(Collection entries)
********************
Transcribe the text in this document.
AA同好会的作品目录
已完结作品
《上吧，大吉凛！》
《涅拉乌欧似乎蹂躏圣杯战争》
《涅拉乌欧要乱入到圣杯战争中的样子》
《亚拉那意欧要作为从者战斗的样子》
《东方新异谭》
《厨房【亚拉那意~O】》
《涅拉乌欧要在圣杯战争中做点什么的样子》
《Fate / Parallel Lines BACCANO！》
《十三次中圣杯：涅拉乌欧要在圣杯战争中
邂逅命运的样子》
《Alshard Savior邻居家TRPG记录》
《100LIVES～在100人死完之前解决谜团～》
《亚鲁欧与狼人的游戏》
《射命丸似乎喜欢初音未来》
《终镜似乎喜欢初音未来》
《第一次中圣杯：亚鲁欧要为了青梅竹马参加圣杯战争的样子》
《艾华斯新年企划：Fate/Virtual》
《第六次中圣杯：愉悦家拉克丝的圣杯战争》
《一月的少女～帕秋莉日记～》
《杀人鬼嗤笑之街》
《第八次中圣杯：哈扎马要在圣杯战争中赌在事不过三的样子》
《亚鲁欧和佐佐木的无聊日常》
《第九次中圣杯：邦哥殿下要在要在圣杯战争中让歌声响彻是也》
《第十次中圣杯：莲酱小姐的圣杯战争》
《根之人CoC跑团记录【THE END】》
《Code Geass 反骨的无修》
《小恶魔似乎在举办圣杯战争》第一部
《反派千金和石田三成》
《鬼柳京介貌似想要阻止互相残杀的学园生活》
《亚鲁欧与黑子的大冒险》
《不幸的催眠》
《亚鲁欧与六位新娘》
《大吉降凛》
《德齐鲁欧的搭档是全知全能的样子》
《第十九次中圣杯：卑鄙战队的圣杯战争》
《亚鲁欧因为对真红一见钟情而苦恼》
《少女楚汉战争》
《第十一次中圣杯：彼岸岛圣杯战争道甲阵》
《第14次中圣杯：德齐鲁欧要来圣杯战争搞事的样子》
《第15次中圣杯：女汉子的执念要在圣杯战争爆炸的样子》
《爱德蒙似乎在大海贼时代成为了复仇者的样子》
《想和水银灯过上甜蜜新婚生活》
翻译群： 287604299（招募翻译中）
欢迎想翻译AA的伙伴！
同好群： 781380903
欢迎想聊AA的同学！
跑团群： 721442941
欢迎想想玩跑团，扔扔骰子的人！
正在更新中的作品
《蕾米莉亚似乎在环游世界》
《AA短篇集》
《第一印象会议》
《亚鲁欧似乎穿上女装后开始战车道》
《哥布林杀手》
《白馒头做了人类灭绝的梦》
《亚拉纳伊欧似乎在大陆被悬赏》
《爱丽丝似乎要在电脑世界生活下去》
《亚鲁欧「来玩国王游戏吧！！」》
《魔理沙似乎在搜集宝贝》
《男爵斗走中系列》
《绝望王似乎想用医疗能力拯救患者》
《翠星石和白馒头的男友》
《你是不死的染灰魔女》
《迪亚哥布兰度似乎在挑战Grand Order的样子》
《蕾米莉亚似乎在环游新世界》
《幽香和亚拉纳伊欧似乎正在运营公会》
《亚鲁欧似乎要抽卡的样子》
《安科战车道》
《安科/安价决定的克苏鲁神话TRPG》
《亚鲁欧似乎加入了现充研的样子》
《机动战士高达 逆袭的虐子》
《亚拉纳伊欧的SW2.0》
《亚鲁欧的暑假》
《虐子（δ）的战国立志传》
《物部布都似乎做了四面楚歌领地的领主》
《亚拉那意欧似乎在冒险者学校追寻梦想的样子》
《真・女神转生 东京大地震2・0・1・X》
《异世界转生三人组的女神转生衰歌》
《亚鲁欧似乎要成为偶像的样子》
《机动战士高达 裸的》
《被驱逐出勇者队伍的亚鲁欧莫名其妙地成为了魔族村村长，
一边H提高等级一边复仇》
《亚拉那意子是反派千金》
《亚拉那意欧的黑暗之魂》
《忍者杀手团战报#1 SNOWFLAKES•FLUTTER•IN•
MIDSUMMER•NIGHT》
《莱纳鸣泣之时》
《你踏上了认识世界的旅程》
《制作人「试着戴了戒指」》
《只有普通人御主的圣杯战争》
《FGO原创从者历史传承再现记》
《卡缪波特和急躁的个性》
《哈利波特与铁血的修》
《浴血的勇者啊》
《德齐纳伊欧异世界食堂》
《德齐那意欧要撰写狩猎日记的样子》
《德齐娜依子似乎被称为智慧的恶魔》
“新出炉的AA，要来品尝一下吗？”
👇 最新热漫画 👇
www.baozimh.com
********************
- **Request**:
Return all of the entries word for word.

- **Task response**:
Transcribe the text in this document.
AA同好会的作品目录
已完结作品
《上吧，大吉凛！》
《涅拉乌欧似乎蹂躏圣杯战争》
《涅拉乌欧要乱入到圣杯战争中的样子》
《亚拉那意欧要作为从者战斗的样子》
《东方新异谭》
《厨房【亚拉那意~O】》
《涅拉乌欧要在圣杯战争中做点什么的样子》
《Fate / Parallel Lines BACCANO！》
《十三次中圣杯：涅拉乌欧要在圣杯战争中
邂逅命运的样子》
《Alshard Savior邻居家TRPG记录》
《100LIVES～在100人死完之前解决谜团～》
《亚鲁欧与狼人的游戏》
《射命丸似乎喜欢初音未来》
《终镜似乎喜欢初音未来》
《第一次中圣杯：亚鲁欧要为了青梅竹马参加圣杯战争的样子》
《艾华斯新年企划：Fate/Virtual》
《第六次中圣杯：愉悦家拉克丝的圣杯战争》
《一月的少女～帕秋莉日记～》
《杀人鬼嗤笑之街》
《第八次中圣杯：哈扎马要在圣杯战争中赌在事不过三的样子》
《亚鲁欧和佐佐木的无聊日常》
《第九次中圣杯：邦哥殿下要在要在圣杯战争中让歌声响彻是也》
《第十次中圣杯：莲酱小姐的圣杯战争》
《根之人CoC跑团记录【THE END】》
《Code Geass 反骨的无修》
《小恶魔似乎在举办圣杯战争》第一部
《反派千金和石田三成》
《鬼柳京介貌似想要阻止互相残杀的学园生活》
《亚鲁欧与黑子的大冒险》
《不幸的催眠》
《亚鲁欧与六位新娘》
《大吉降凛》
《德齐鲁欧的搭档是全知全能的样子》
《第十九次中圣杯：卑鄙战队的圣杯战争》
《亚鲁欧因为对真红一见钟情而苦恼》
《少女楚汉战争》
《第十一次中圣杯：彼岸岛圣杯战争道甲阵》
《第14次中圣杯：德齐鲁欧要来圣杯战争搞事的样子》
《第15次中圣杯：女汉子的执念要在圣杯战争爆炸的样子》
《爱德蒙似乎在大海贼时代成为了复仇者的样子》
《想和水银灯过上甜蜜新婚生活》
翻译群： 287604299（招募翻译中）
欢迎想翻译AA的伙伴！
同好群： 781380903
欢迎想聊AA的同学！
跑团群： 721442941
欢迎想想玩跑团，扔扔骰子的人！
正在更新中的作品
《蕾米莉亚似乎在环游世界》
《AA短篇集》
《第一印象会议》
《亚鲁欧似乎穿上女装后开始战车道》
《哥布林杀手》
《白馒头做了人类灭绝的梦》
《亚拉纳伊欧似乎在大陆被悬赏》
《爱丽丝似乎要在电脑世界生活下去》
《亚鲁欧「来玩国王游戏吧！！」》
《魔理沙似乎在搜集宝贝》
《男爵斗走中系列》
《绝望王似乎想用医疗能力拯救患者》
《翠星石和白馒头的男友》
《你是不死的染灰魔女》
《迪亚哥布兰度似乎在挑战Grand Order的样子》
《蕾米莉亚似乎在环游新世界》
《幽香和亚拉纳伊欧似乎正在运营公会》
《亚鲁欧似乎要抽卡的样子》
《安科战车道》
《安科/安价决定的克苏鲁神话TRPG》
《亚鲁欧似乎加入了现充研的样子》
《机动战士高达 逆袭的虐子》
《亚拉纳伊欧的SW2.0》
《亚鲁欧的暑假》
《虐子（δ）的战国立志传》
《物部布都似乎做了四面楚歌领地的领主》
《亚拉那意欧似乎在冒险者学校追寻梦想的样子》
《真・女神转生 东京大地震2・0・1・X》
《异世界转生三人组的女神转生衰歌》
《亚鲁欧似乎要成为偶像的样子》
《机动战士高达 裸的》
《被驱逐出勇者队伍的亚鲁欧莫名其妙地成为了魔族村村长，
一边H提高等级一边复仇》
《亚拉那意子是反派千金》
《亚拉那意欧的黑暗之魂》
《忍者杀手团战报#1 SNOWFLAKES•FLUTTER•IN•
MIDSUMMER•NIGHT》
《莱纳鸣泣之时》
《你踏上了认识世界的旅程》
《制作人「试着戴了戒指」》
《只有普通人御主的圣杯战争》
《FGO原创从者历史传承再现记》
《卡缪波特和急躁的个性》
《哈利波特与铁血的修》
《浴血的勇者啊》
《德齐纳伊欧异世界食堂》
《德齐那意欧要撰写狩猎日记的样子》
《德齐娜依子似乎被称为智慧的恶魔》
“新出炉的AA，要来品尝一下吗？”
👇 最新热漫画 👇
www.baozimh.com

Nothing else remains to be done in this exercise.